▸ **SET TASK**: Sort through the entries below and pull out lines containing the word "jsou".

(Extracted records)
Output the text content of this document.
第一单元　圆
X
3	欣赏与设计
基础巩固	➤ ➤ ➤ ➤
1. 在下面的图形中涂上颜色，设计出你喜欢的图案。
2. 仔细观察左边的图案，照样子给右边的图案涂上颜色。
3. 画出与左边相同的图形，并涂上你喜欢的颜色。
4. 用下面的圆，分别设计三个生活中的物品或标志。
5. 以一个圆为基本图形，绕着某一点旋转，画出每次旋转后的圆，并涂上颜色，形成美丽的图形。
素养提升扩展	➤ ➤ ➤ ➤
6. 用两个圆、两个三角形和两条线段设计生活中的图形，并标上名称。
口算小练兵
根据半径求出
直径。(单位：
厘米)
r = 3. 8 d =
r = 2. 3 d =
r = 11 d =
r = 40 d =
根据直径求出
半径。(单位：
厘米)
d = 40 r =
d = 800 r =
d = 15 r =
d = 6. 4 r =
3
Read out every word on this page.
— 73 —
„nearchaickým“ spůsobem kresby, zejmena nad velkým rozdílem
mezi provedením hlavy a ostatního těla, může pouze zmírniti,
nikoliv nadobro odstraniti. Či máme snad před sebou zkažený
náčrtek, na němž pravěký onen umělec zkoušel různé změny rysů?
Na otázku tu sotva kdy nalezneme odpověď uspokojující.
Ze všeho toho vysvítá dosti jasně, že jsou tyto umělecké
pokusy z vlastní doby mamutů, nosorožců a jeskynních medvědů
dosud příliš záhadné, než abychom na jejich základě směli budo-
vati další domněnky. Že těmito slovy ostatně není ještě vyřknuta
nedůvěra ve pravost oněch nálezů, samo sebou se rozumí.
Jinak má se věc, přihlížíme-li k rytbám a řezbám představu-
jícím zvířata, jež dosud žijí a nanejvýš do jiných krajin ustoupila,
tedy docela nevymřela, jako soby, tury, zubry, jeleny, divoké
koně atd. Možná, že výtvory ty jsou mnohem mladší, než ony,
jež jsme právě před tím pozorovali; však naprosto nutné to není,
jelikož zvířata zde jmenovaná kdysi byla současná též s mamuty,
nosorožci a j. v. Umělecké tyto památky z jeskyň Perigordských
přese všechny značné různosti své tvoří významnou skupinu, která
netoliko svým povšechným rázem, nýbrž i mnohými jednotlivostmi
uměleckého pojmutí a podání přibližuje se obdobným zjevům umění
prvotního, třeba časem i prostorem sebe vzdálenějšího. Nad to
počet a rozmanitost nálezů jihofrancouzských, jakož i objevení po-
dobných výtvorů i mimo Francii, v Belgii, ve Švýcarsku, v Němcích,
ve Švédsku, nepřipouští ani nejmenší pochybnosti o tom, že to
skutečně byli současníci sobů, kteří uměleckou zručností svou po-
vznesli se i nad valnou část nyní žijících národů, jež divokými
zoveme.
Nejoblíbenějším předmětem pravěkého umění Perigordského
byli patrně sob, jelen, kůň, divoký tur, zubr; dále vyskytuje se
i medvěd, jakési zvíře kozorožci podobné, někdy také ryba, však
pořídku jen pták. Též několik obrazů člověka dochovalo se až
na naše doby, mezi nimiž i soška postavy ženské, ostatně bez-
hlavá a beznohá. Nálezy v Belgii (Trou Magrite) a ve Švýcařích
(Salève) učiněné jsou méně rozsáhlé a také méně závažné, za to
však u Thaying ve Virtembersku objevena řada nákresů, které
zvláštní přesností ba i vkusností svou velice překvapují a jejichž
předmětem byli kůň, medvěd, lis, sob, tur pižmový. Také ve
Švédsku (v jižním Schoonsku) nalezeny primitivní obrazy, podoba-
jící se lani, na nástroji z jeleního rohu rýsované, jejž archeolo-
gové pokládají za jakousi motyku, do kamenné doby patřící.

▸ **ANSWER TO THE PROBLEM**:
Ze všeho toho vysvítá dosti jasně, že jsou tyto umělecké
koně atd. Možná, že výtvory ty jsou mnohem mladší, než ony,
(Salève) učiněné jsou méně rozsáhlé a také méně závažné, za to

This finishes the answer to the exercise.